• PROBLEM TO SOLVE:
Omit the pictures, please, and give each record below again exactly.

━━━━━━━━

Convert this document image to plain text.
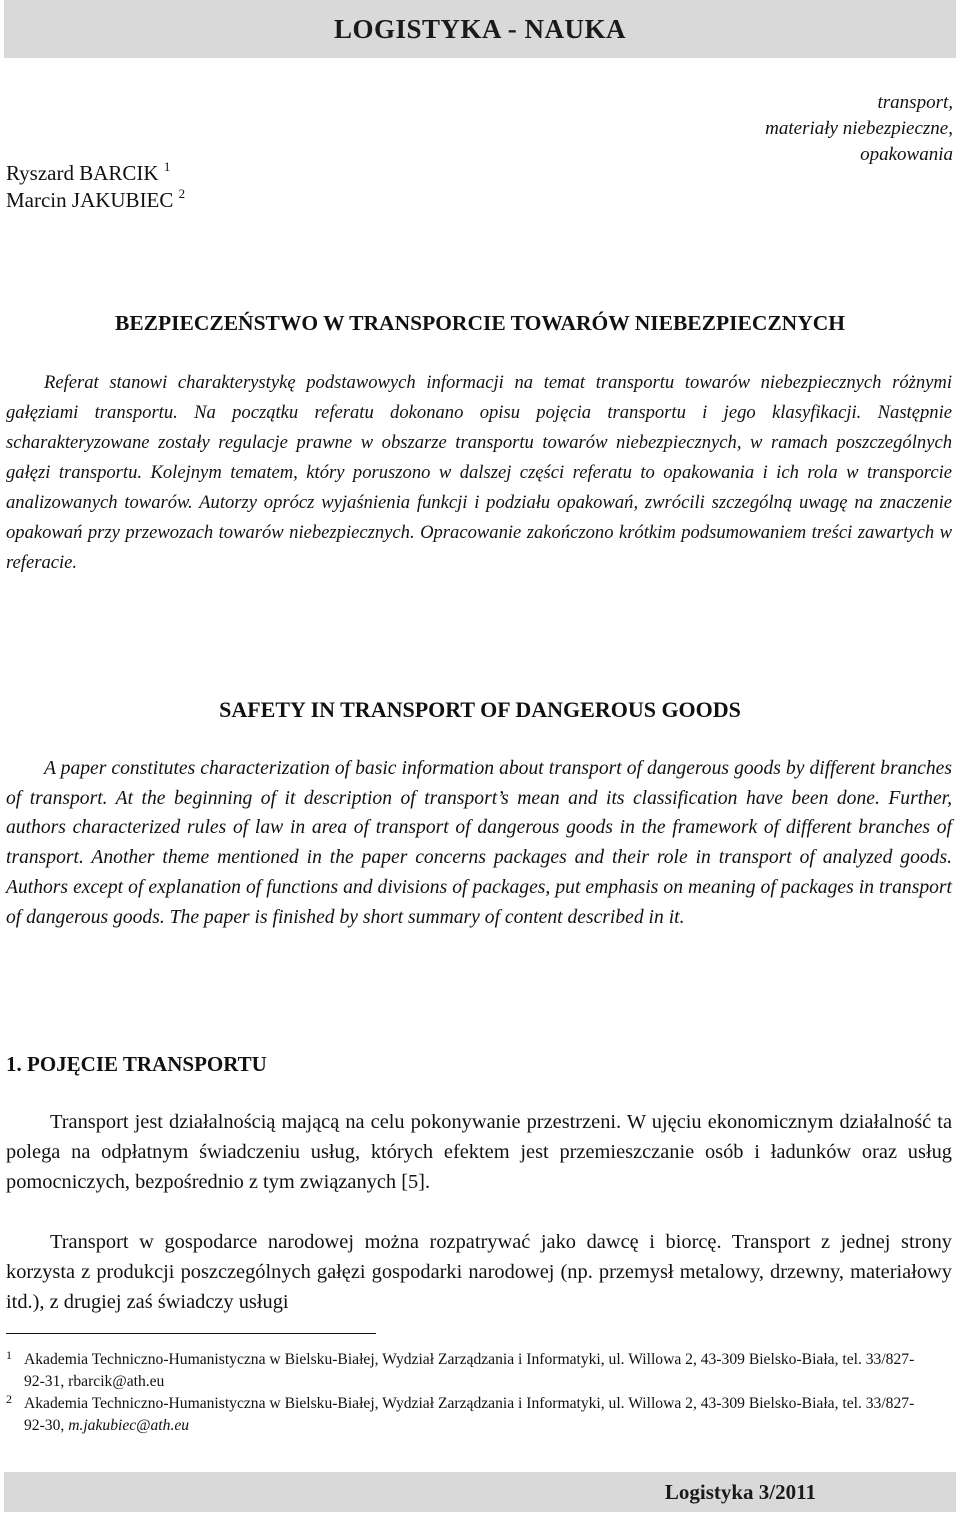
LOGISTYKA - NAUKA
transport,
materiały niebezpieczne,
opakowania
Ryszard BARCIK $^1$
Marcin JAKUBIEC $^2$
BEZPIECZEŃSTWO W TRANSPORCIE TOWARÓW NIEBEZPIECZNYCH

Referat stanowi charakterystykę podstawowych informacji na temat transportu towarów niebezpiecznych różnymi gałęziami transportu. Na początku referatu dokonano opisu pojęcia transportu i jego klasyfikacji. Następnie scharakteryzowane zostały regulacje prawne w obszarze transportu towarów niebezpiecznych, w ramach poszczególnych gałęzi transportu. Kolejnym tematem, który poruszono w dalszej części referatu to opakowania i ich rola w transporcie analizowanych towarów. Autorzy oprócz wyjaśnienia funkcji i podziału opakowań, zwrócili szczególną uwagę na znaczenie opakowań przy przewozach towarów niebezpiecznych. Opracowanie zakończono krótkim podsumowaniem treści zawartych w referacie.

SAFETY IN TRANSPORT OF DANGEROUS GOODS

A paper constitutes characterization of basic information about transport of dangerous goods by different branches of transport. At the beginning of it description of transport’s mean and its classification have been done. Further, authors characterized rules of law in area of transport of dangerous goods in the framework of different branches of transport. Another theme mentioned in the paper concerns packages and their role in transport of analyzed goods. Authors except of explanation of functions and divisions of packages, put emphasis on meaning of packages in transport of dangerous goods. The paper is finished by short summary of content described in it.

1. POJĘCIE TRANSPORTU

Transport jest działalnością mającą na celu pokonywanie przestrzeni. W ujęciu ekonomicznym działalność ta polega na odpłatnym świadczeniu usług, których efektem jest przemieszczanie osób i ładunków oraz usług pomocniczych, bezpośrednio z tym związanych [5].

Transport w gospodarce narodowej można rozpatrywać jako dawcę i biorcę. Transport z jednej strony korzysta z produkcji poszczególnych gałęzi gospodarki narodowej (np. przemysł metalowy, drzewny, materiałowy itd.), z drugiej zaś świadczy usługi

1 Akademia Techniczno-Humanistyczna w Bielsku-Białej, Wydział Zarządzania i Informatyki, ul. Willowa 2, 43-309 Bielsko-Biała, tel. 33/827-92-31, rbarcik@ath.eu
2 Akademia Techniczno-Humanistyczna w Bielsku-Białej, Wydział Zarządzania i Informatyki, ul. Willowa 2, 43-309 Bielsko-Biała, tel. 33/827-92-30, m.jakubiec@ath.eu
Logistyka 3/2011
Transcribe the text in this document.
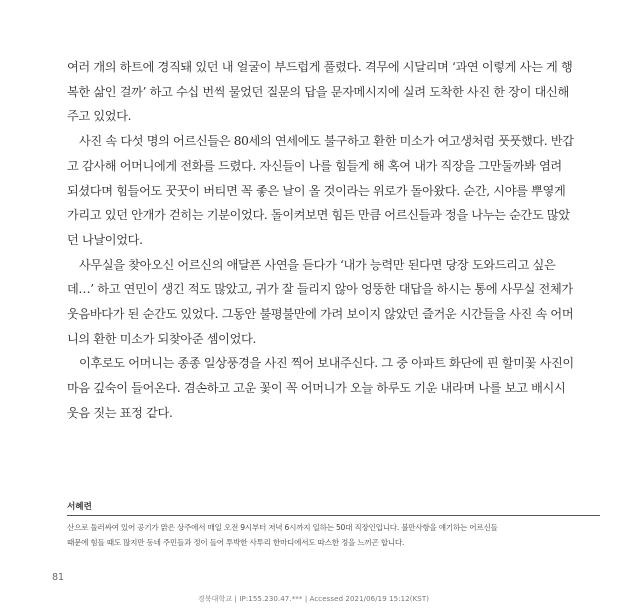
여러 개의 하트에 경직돼 있던 내 얼굴이 부드럽게 풀렸다. 격무에 시달리며 ‘과연 이렇게 사는 게 행
복한 삶인 걸까’ 하고 수십 번씩 물었던 질문의 답을 문자메시지에 실려 도착한 사진 한 장이 대신해
주고 있었다.

사진 속 다섯 명의 어르신들은 80세의 연세에도 불구하고 환한 미소가 여고생처럼 풋풋했다. 반갑
고 감사해 어머니에게 전화를 드렸다. 자신들이 나를 힘들게 해 혹여 내가 직장을 그만둘까봐 염려
되셨다며 힘들어도 꿋꿋이 버티면 꼭 좋은 날이 올 것이라는 위로가 돌아왔다. 순간, 시야를 뿌옇게
가리고 있던 안개가 걷히는 기분이었다. 돌이켜보면 힘든 만큼 어르신들과 정을 나누는 순간도 많았
던 나날이었다.

사무실을 찾아오신 어르신의 애달픈 사연을 듣다가 ‘내가 능력만 된다면 당장 도와드리고 싶은
데…’ 하고 연민이 생긴 적도 많았고, 귀가 잘 들리지 않아 엉뚱한 대답을 하시는 통에 사무실 전체가
웃음바다가 된 순간도 있었다. 그동안 불평불만에 가려 보이지 않았던 즐거운 시간들을 사진 속 어머
니의 환한 미소가 되찾아준 셈이었다.

이후로도 어머니는 종종 일상풍경을 사진 찍어 보내주신다. 그 중 아파트 화단에 핀 할미꽃 사진이
마음 깊숙이 들어온다. 겸손하고 고운 꽃이 꼭 어머니가 오늘 하루도 기운 내라며 나를 보고 배시시
웃음 짓는 표정 같다.

서혜련
산으로 둘러싸여 있어 공기가 맑은 상주에서 매일 오전 9시부터 저녁 6시까지 일하는 50대 직장인입니다. 불만사항을 얘기하는 어르신들
때문에 힘들 때도 많지만 동네 주민들과 정이 들어 투박한 사투리 한마디에서도 따스한 정을 느끼곤 합니다.
81
경북대학교 | IP:155.230.47.*** | Accessed 2021/06/19 15:12(KST)
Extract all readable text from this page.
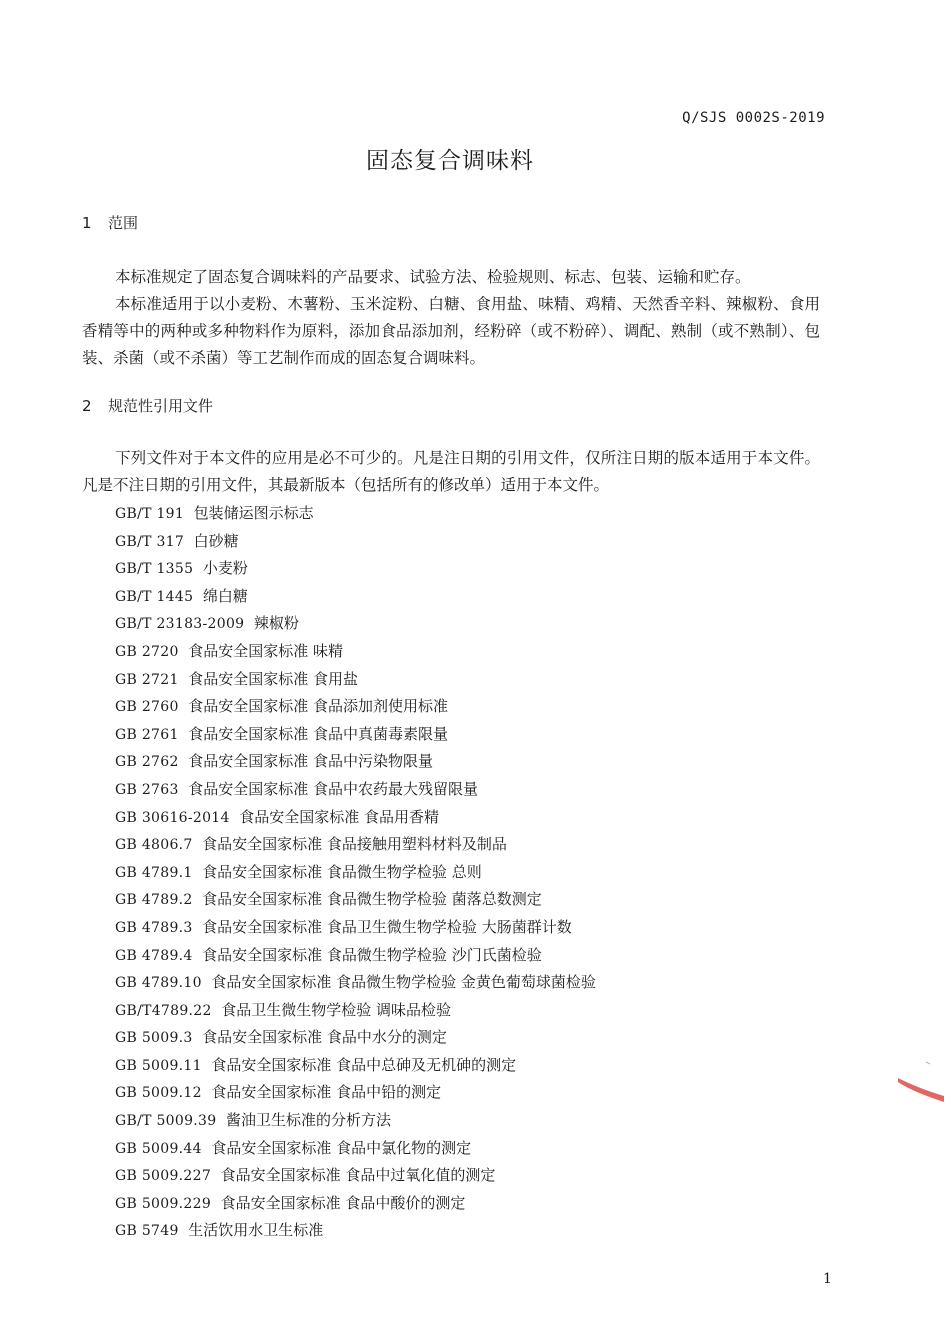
Q/SJS 0002S-2019
固态复合调味料
1 范围

本标准规定了固态复合调味料的产品要求、试验方法、检验规则、标志、包装、运输和贮存。

本标准适用于以小麦粉、木薯粉、玉米淀粉、白糖、食用盐、味精、鸡精、天然香辛料、辣椒粉、食用香精等中的两种或多种物料作为原料，添加食品添加剂，经粉碎（或不粉碎）、调配、熟制（或不熟制）、包装、杀菌（或不杀菌）等工艺制作而成的固态复合调味料。

2 规范性引用文件

下列文件对于本文件的应用是必不可少的。凡是注日期的引用文件，仅所注日期的版本适用于本文件。凡是不注日期的引用文件，其最新版本（包括所有的修改单）适用于本文件。

GB/T 191 包装储运图示标志
GB/T 317 白砂糖
GB/T 1355 小麦粉
GB/T 1445 绵白糖
GB/T 23183-2009 辣椒粉
GB 2720 食品安全国家标准 味精
GB 2721 食品安全国家标准 食用盐
GB 2760 食品安全国家标准 食品添加剂使用标准
GB 2761 食品安全国家标准 食品中真菌毒素限量
GB 2762 食品安全国家标准 食品中污染物限量
GB 2763 食品安全国家标准 食品中农药最大残留限量
GB 30616-2014 食品安全国家标准 食品用香精
GB 4806.7 食品安全国家标准 食品接触用塑料材料及制品
GB 4789.1 食品安全国家标准 食品微生物学检验 总则
GB 4789.2 食品安全国家标准 食品微生物学检验 菌落总数测定
GB 4789.3 食品安全国家标准 食品卫生微生物学检验 大肠菌群计数
GB 4789.4 食品安全国家标准 食品微生物学检验 沙门氏菌检验
GB 4789.10 食品安全国家标准 食品微生物学检验 金黄色葡萄球菌检验
GB/T4789.22 食品卫生微生物学检验 调味品检验
GB 5009.3 食品安全国家标准 食品中水分的测定
GB 5009.11 食品安全国家标准 食品中总砷及无机砷的测定
GB 5009.12 食品安全国家标准 食品中铅的测定
GB/T 5009.39 酱油卫生标准的分析方法
GB 5009.44 食品安全国家标准 食品中氯化物的测定
GB 5009.227 食品安全国家标准 食品中过氧化值的测定
GB 5009.229 食品安全国家标准 食品中酸价的测定
GB 5749 生活饮用水卫生标准
1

━━━━━━━━

• WRITTEN RESPONSE:
Convert this document image to plain text.
LOGISTYKA - NAUKA
transport,
materiały niebezpieczne,
opakowania
Ryszard BARCIK $^1$
Marcin JAKUBIEC $^2$
BEZPIECZEŃSTWO W TRANSPORCIE TOWARÓW NIEBEZPIECZNYCH

Referat stanowi charakterystykę podstawowych informacji na temat transportu towarów niebezpiecznych różnymi gałęziami transportu. Na początku referatu dokonano opisu pojęcia transportu i jego klasyfikacji. Następnie scharakteryzowane zostały regulacje prawne w obszarze transportu towarów niebezpiecznych, w ramach poszczególnych gałęzi transportu. Kolejnym tematem, który poruszono w dalszej części referatu to opakowania i ich rola w transporcie analizowanych towarów. Autorzy oprócz wyjaśnienia funkcji i podziału opakowań, zwrócili szczególną uwagę na znaczenie opakowań przy przewozach towarów niebezpiecznych. Opracowanie zakończono krótkim podsumowaniem treści zawartych w referacie.

SAFETY IN TRANSPORT OF DANGEROUS GOODS

A paper constitutes characterization of basic information about transport of dangerous goods by different branches of transport. At the beginning of it description of transport’s mean and its classification have been done. Further, authors characterized rules of law in area of transport of dangerous goods in the framework of different branches of transport. Another theme mentioned in the paper concerns packages and their role in transport of analyzed goods. Authors except of explanation of functions and divisions of packages, put emphasis on meaning of packages in transport of dangerous goods. The paper is finished by short summary of content described in it.

1. POJĘCIE TRANSPORTU

Transport jest działalnością mającą na celu pokonywanie przestrzeni. W ujęciu ekonomicznym działalność ta polega na odpłatnym świadczeniu usług, których efektem jest przemieszczanie osób i ładunków oraz usług pomocniczych, bezpośrednio z tym związanych [5].

Transport w gospodarce narodowej można rozpatrywać jako dawcę i biorcę. Transport z jednej strony korzysta z produkcji poszczególnych gałęzi gospodarki narodowej (np. przemysł metalowy, drzewny, materiałowy itd.), z drugiej zaś świadczy usługi

1 Akademia Techniczno-Humanistyczna w Bielsku-Białej, Wydział Zarządzania i Informatyki, ul. Willowa 2, 43-309 Bielsko-Biała, tel. 33/827-92-31, rbarcik@ath.eu
2 Akademia Techniczno-Humanistyczna w Bielsku-Białej, Wydział Zarządzania i Informatyki, ul. Willowa 2, 43-309 Bielsko-Biała, tel. 33/827-92-30, m.jakubiec@ath.eu
Logistyka 3/2011
Transcribe the text in this document.
여러 개의 하트에 경직돼 있던 내 얼굴이 부드럽게 풀렸다. 격무에 시달리며 ‘과연 이렇게 사는 게 행
복한 삶인 걸까’ 하고 수십 번씩 물었던 질문의 답을 문자메시지에 실려 도착한 사진 한 장이 대신해
주고 있었다.

사진 속 다섯 명의 어르신들은 80세의 연세에도 불구하고 환한 미소가 여고생처럼 풋풋했다. 반갑
고 감사해 어머니에게 전화를 드렸다. 자신들이 나를 힘들게 해 혹여 내가 직장을 그만둘까봐 염려
되셨다며 힘들어도 꿋꿋이 버티면 꼭 좋은 날이 올 것이라는 위로가 돌아왔다. 순간, 시야를 뿌옇게
가리고 있던 안개가 걷히는 기분이었다. 돌이켜보면 힘든 만큼 어르신들과 정을 나누는 순간도 많았
던 나날이었다.

사무실을 찾아오신 어르신의 애달픈 사연을 듣다가 ‘내가 능력만 된다면 당장 도와드리고 싶은
데…’ 하고 연민이 생긴 적도 많았고, 귀가 잘 들리지 않아 엉뚱한 대답을 하시는 통에 사무실 전체가
웃음바다가 된 순간도 있었다. 그동안 불평불만에 가려 보이지 않았던 즐거운 시간들을 사진 속 어머
니의 환한 미소가 되찾아준 셈이었다.

이후로도 어머니는 종종 일상풍경을 사진 찍어 보내주신다. 그 중 아파트 화단에 핀 할미꽃 사진이
마음 깊숙이 들어온다. 겸손하고 고운 꽃이 꼭 어머니가 오늘 하루도 기운 내라며 나를 보고 배시시
웃음 짓는 표정 같다.

서혜련
산으로 둘러싸여 있어 공기가 맑은 상주에서 매일 오전 9시부터 저녁 6시까지 일하는 50대 직장인입니다. 불만사항을 얘기하는 어르신들
때문에 힘들 때도 많지만 동네 주민들과 정이 들어 투박한 사투리 한마디에서도 따스한 정을 느끼곤 합니다.
81
경북대학교 | IP:155.230.47.*** | Accessed 2021/06/19 15:12(KST)
Extract all readable text from this page.
Q/SJS 0002S-2019
固态复合调味料
1 范围

本标准规定了固态复合调味料的产品要求、试验方法、检验规则、标志、包装、运输和贮存。

本标准适用于以小麦粉、木薯粉、玉米淀粉、白糖、食用盐、味精、鸡精、天然香辛料、辣椒粉、食用香精等中的两种或多种物料作为原料，添加食品添加剂，经粉碎（或不粉碎）、调配、熟制（或不熟制）、包装、杀菌（或不杀菌）等工艺制作而成的固态复合调味料。

2 规范性引用文件

下列文件对于本文件的应用是必不可少的。凡是注日期的引用文件，仅所注日期的版本适用于本文件。凡是不注日期的引用文件，其最新版本（包括所有的修改单）适用于本文件。

GB/T 191 包装储运图示标志
GB/T 317 白砂糖
GB/T 1355 小麦粉
GB/T 1445 绵白糖
GB/T 23183-2009 辣椒粉
GB 2720 食品安全国家标准 味精
GB 2721 食品安全国家标准 食用盐
GB 2760 食品安全国家标准 食品添加剂使用标准
GB 2761 食品安全国家标准 食品中真菌毒素限量
GB 2762 食品安全国家标准 食品中污染物限量
GB 2763 食品安全国家标准 食品中农药最大残留限量
GB 30616-2014 食品安全国家标准 食品用香精
GB 4806.7 食品安全国家标准 食品接触用塑料材料及制品
GB 4789.1 食品安全国家标准 食品微生物学检验 总则
GB 4789.2 食品安全国家标准 食品微生物学检验 菌落总数测定
GB 4789.3 食品安全国家标准 食品卫生微生物学检验 大肠菌群计数
GB 4789.4 食品安全国家标准 食品微生物学检验 沙门氏菌检验
GB 4789.10 食品安全国家标准 食品微生物学检验 金黄色葡萄球菌检验
GB/T4789.22 食品卫生微生物学检验 调味品检验
GB 5009.3 食品安全国家标准 食品中水分的测定
GB 5009.11 食品安全国家标准 食品中总砷及无机砷的测定
GB 5009.12 食品安全国家标准 食品中铅的测定
GB/T 5009.39 酱油卫生标准的分析方法
GB 5009.44 食品安全国家标准 食品中氯化物的测定
GB 5009.227 食品安全国家标准 食品中过氧化值的测定
GB 5009.229 食品安全国家标准 食品中酸价的测定
GB 5749 生活饮用水卫生标准
1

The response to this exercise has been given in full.